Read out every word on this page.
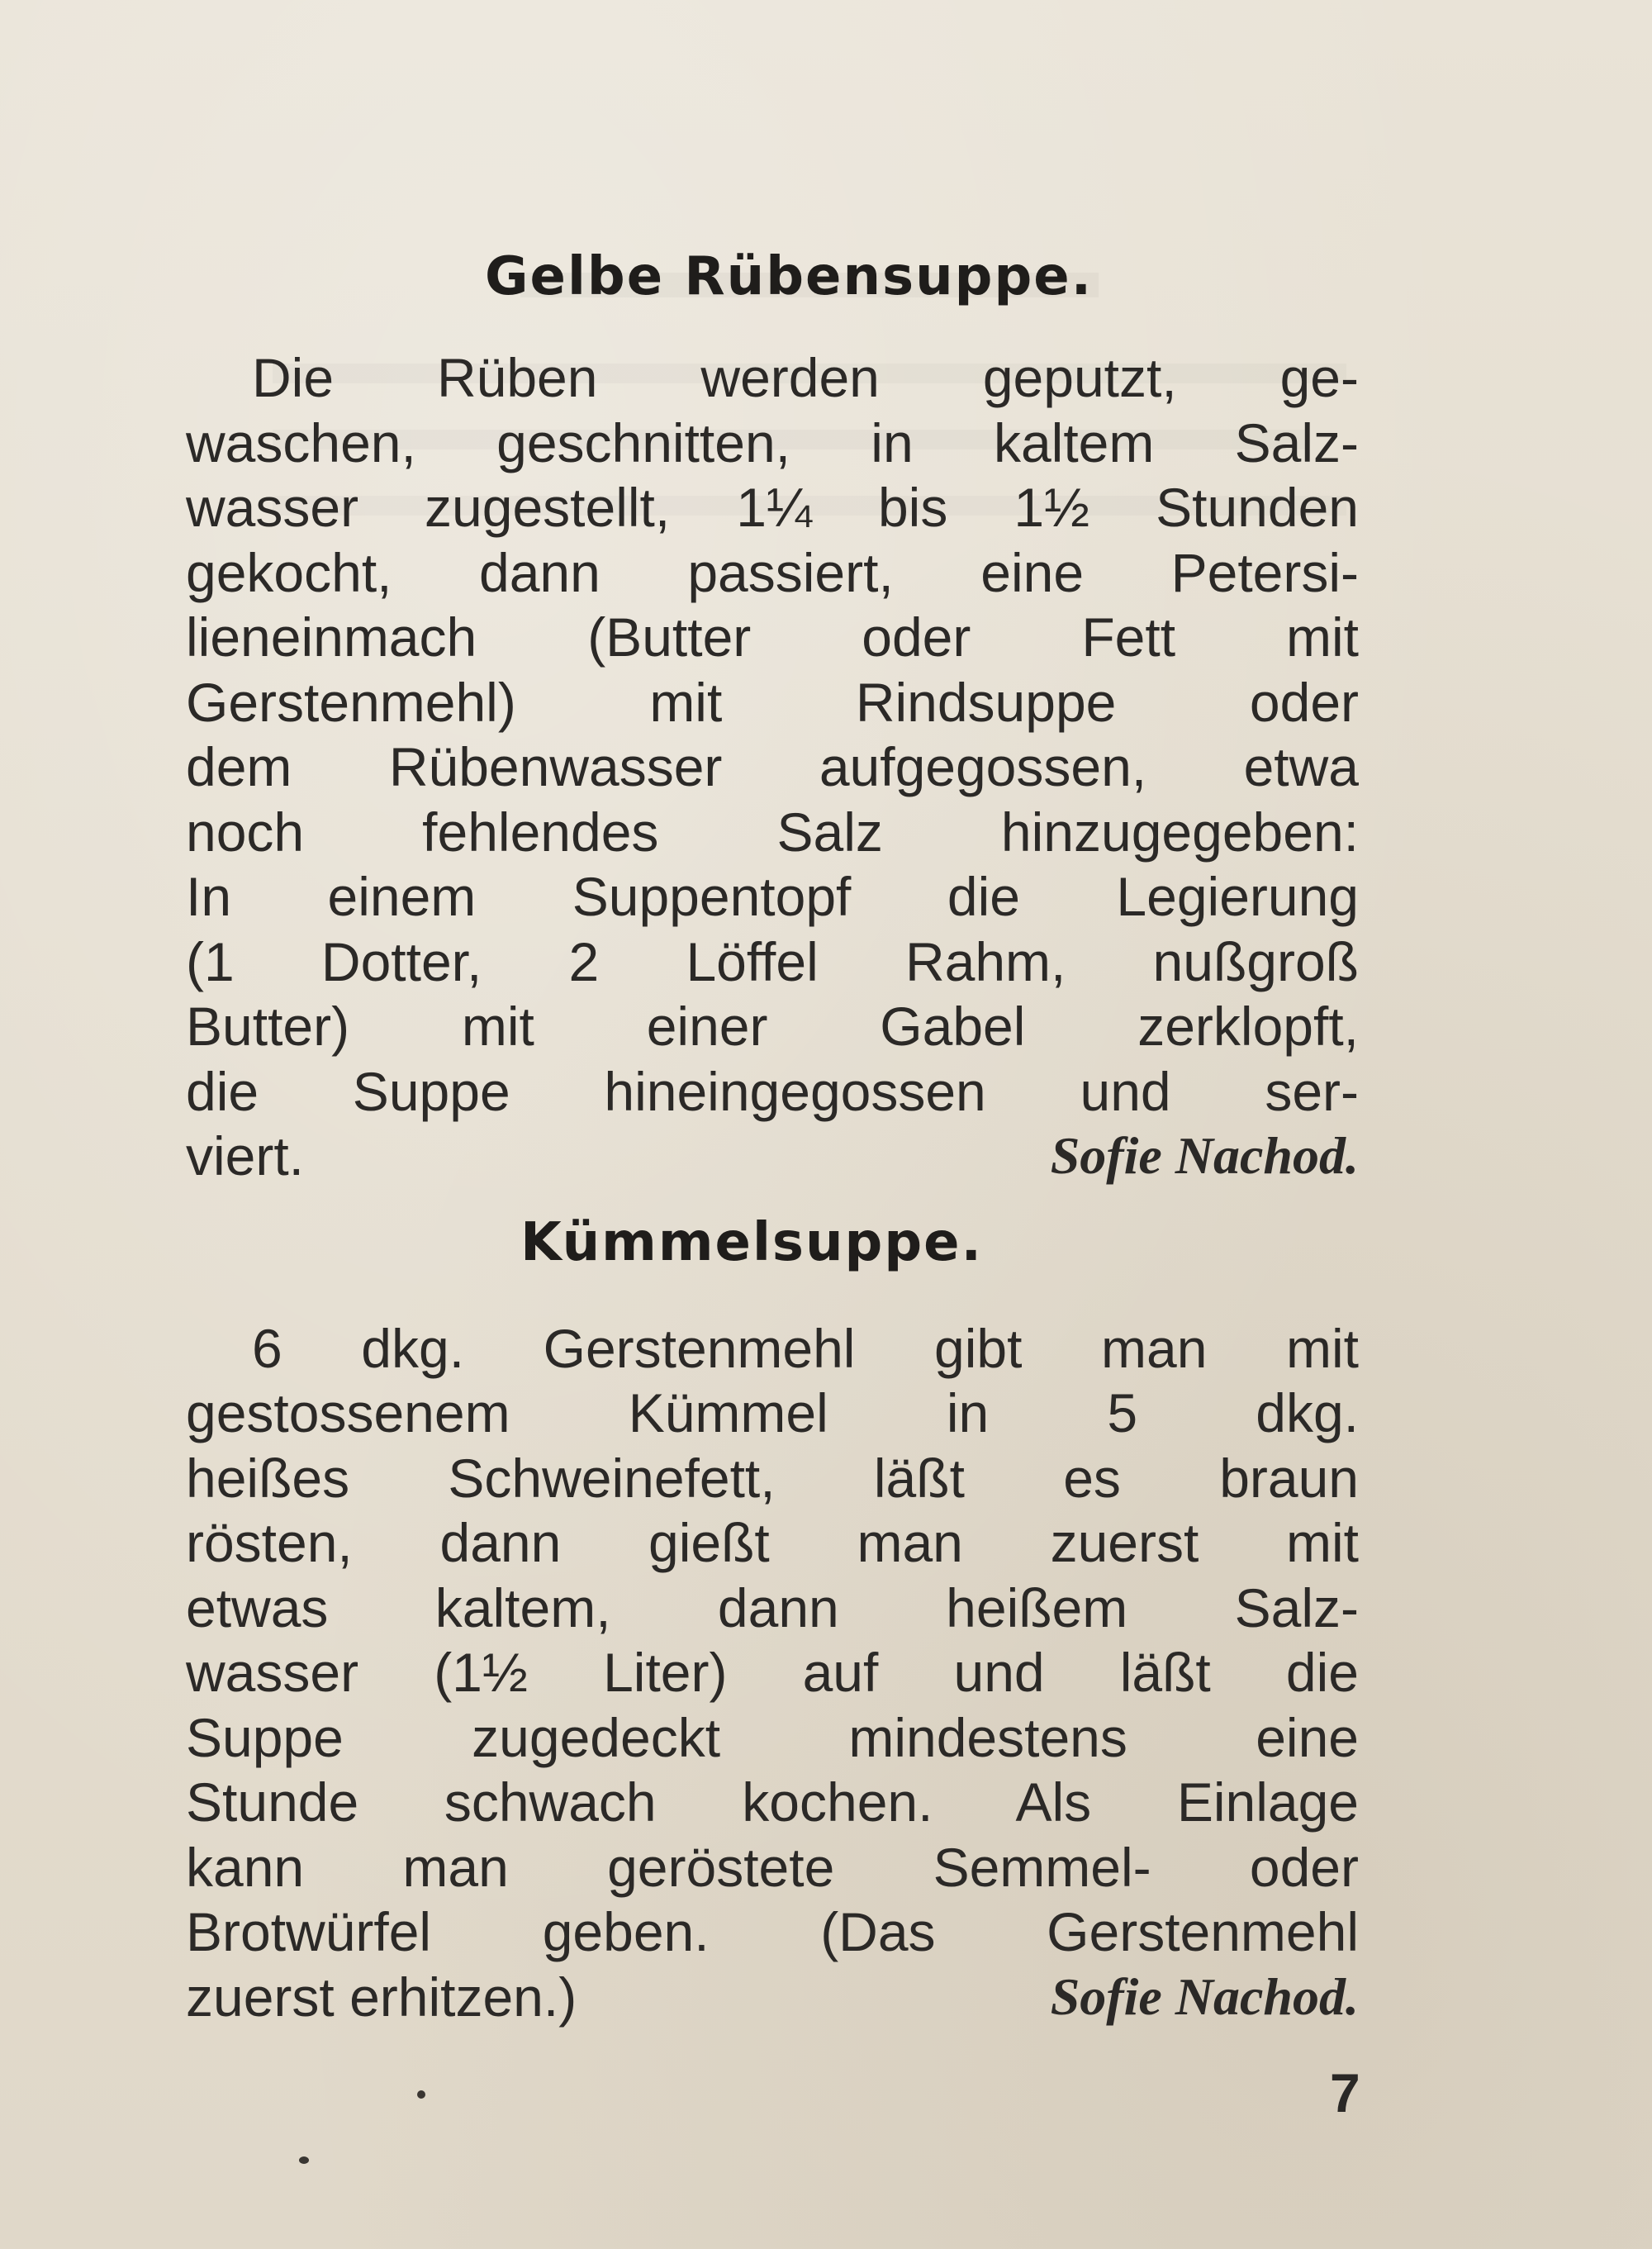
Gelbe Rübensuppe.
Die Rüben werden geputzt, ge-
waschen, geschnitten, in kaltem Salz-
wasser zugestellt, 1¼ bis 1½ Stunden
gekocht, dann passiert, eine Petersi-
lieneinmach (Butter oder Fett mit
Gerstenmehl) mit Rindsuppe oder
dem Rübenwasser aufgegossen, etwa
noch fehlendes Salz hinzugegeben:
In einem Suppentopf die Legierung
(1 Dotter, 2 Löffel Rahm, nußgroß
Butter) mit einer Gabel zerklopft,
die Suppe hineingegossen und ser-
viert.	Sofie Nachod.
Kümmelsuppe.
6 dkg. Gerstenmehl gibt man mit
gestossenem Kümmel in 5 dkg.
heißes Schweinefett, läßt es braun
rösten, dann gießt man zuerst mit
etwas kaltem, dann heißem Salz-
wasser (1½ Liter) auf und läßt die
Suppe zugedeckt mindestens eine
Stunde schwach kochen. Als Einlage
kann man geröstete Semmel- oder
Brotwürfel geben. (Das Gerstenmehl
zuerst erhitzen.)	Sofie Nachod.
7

◇ ◇ ◇ ◇ ◇

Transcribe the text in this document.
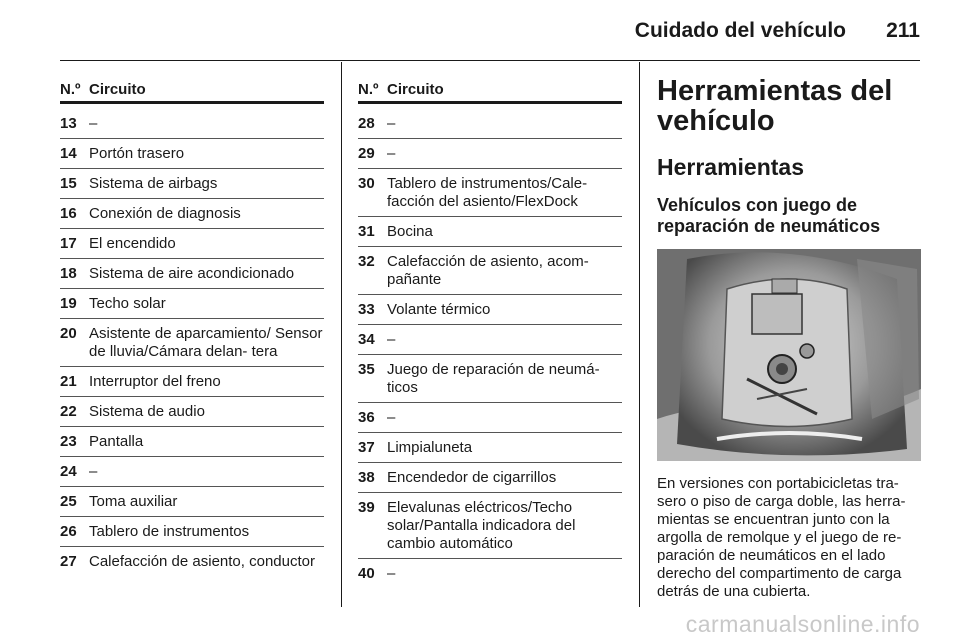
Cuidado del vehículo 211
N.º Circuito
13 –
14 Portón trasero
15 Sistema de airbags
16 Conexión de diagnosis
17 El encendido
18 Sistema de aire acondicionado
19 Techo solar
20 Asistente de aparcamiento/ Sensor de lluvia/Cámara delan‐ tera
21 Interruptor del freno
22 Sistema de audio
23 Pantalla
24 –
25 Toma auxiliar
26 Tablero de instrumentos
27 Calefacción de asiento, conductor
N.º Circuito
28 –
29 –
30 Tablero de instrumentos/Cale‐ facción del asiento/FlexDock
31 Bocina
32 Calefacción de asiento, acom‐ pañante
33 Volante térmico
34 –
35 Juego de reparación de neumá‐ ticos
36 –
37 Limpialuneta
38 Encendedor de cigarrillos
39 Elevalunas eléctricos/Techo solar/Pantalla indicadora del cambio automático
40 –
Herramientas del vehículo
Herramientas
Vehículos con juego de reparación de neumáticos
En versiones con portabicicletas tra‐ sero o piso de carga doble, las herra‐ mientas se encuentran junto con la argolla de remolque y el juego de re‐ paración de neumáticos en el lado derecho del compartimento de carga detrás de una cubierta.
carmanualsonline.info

◇ ◇ ◇ ◇ ◇

> [Task to complete] Count the lines in the records above that contain the word "this", and give only that number.

> [Exercise output] 2